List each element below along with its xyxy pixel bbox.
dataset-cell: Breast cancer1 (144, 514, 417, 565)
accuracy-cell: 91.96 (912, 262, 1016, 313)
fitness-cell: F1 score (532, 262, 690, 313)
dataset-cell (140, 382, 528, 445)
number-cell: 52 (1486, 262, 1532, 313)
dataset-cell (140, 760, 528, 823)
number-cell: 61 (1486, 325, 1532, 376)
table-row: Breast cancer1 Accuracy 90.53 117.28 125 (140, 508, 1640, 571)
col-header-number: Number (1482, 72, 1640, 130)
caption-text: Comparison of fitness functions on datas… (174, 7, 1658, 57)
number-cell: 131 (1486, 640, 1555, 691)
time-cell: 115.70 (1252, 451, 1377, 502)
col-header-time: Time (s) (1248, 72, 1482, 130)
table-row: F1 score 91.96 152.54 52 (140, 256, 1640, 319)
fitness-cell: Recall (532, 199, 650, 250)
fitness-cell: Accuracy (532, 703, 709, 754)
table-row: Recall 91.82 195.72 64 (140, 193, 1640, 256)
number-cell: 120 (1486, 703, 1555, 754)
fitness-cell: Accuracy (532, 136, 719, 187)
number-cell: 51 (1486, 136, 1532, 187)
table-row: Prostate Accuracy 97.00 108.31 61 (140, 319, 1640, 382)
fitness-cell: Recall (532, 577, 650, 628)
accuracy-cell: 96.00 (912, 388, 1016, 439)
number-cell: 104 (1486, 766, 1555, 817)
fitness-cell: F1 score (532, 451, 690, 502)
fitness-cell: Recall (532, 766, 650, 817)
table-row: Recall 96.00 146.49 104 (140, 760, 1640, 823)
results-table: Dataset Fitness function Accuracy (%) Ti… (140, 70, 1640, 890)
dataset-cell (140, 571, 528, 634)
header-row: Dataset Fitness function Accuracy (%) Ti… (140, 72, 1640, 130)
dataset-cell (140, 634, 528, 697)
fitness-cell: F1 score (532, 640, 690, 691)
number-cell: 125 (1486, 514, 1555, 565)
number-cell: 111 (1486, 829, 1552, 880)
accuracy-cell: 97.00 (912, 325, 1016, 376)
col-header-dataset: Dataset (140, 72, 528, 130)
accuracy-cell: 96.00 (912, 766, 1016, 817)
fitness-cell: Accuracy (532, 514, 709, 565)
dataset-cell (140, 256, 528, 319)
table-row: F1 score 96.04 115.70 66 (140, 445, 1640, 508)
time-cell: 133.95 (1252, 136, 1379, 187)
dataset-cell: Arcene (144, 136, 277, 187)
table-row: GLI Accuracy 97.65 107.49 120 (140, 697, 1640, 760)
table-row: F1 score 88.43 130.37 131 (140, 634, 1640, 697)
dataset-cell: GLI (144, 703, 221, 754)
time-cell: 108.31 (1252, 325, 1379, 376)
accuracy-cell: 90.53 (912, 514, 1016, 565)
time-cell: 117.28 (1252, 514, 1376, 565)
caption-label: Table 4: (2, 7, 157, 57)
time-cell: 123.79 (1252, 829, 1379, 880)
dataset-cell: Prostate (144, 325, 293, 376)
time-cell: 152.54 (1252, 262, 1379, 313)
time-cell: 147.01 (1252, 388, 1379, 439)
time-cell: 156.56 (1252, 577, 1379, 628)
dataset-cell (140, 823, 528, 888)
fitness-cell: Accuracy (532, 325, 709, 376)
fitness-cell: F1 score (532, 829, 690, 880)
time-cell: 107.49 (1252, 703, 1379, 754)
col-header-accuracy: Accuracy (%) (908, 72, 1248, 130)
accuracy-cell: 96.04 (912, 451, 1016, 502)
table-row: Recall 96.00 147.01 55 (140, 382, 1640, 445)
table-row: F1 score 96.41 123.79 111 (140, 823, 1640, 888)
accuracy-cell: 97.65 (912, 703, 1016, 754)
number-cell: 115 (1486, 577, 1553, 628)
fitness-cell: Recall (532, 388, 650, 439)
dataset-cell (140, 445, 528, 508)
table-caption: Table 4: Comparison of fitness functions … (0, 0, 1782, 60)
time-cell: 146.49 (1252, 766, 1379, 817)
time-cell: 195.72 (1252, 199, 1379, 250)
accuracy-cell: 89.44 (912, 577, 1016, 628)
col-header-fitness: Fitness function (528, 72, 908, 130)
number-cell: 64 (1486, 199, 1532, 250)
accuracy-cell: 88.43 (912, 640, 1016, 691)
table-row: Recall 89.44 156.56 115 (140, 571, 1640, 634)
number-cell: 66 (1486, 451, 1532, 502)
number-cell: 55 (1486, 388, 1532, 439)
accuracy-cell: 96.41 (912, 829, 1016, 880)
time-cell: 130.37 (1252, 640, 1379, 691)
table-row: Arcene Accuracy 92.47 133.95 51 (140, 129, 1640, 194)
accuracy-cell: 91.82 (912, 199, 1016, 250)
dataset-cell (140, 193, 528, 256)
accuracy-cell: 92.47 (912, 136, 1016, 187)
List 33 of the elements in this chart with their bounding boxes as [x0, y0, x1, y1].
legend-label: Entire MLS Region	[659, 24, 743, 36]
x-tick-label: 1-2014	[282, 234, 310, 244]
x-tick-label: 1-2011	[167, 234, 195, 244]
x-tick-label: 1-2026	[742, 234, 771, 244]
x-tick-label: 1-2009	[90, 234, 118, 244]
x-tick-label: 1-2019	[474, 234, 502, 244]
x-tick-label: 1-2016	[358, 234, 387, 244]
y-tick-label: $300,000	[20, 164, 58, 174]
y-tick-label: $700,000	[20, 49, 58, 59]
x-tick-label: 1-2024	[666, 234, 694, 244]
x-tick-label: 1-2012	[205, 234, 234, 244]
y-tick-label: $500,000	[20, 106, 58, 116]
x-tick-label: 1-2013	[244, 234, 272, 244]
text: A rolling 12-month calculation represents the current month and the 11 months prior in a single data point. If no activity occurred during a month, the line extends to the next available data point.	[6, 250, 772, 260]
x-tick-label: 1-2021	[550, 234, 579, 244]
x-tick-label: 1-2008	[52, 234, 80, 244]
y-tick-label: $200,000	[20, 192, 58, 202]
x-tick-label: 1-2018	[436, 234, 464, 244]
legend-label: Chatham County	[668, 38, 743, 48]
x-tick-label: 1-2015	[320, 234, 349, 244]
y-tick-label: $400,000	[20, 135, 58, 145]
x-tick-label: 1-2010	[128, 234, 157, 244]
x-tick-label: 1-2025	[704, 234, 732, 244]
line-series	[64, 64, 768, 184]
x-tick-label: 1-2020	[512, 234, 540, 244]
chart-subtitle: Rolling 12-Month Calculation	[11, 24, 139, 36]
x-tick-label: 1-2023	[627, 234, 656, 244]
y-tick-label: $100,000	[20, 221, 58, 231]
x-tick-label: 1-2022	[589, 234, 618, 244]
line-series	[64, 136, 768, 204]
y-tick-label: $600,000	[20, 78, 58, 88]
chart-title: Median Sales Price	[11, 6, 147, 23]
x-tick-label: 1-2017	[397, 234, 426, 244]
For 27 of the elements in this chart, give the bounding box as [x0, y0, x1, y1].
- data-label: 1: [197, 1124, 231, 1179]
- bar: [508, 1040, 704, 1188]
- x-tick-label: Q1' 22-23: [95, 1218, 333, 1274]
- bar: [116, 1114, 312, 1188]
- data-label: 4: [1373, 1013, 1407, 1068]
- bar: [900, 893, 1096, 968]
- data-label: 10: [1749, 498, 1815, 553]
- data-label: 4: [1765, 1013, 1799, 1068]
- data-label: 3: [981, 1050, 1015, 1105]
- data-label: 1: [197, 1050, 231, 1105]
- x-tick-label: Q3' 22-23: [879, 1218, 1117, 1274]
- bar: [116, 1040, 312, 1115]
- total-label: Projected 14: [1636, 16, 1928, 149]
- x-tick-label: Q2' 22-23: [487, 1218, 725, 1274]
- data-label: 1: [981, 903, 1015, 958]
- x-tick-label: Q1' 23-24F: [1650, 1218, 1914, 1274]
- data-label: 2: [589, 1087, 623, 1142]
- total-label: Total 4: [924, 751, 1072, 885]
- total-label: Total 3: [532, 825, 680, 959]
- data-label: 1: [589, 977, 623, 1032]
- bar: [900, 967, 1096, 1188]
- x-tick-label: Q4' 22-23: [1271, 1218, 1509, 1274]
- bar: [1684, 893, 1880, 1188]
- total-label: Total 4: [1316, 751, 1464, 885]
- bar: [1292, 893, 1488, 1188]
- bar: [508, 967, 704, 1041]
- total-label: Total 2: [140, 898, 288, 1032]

....

**STATED TASK:** Find each line in the data above that contains the string "score", and copy those lines. Treat uppercase and lowercase as different.

**SOLUTION:**
fitness-cell: F1 score (532, 262, 690, 313)
table-row: F1 score 91.96 152.54 52 (140, 256, 1640, 319)
fitness-cell: F1 score (532, 451, 690, 502)
fitness-cell: F1 score (532, 640, 690, 691)
table-row: F1 score 96.04 115.70 66 (140, 445, 1640, 508)
table-row: F1 score 88.43 130.37 131 (140, 634, 1640, 697)
fitness-cell: F1 score (532, 829, 690, 880)
table-row: F1 score 96.41 123.79 111 (140, 823, 1640, 888)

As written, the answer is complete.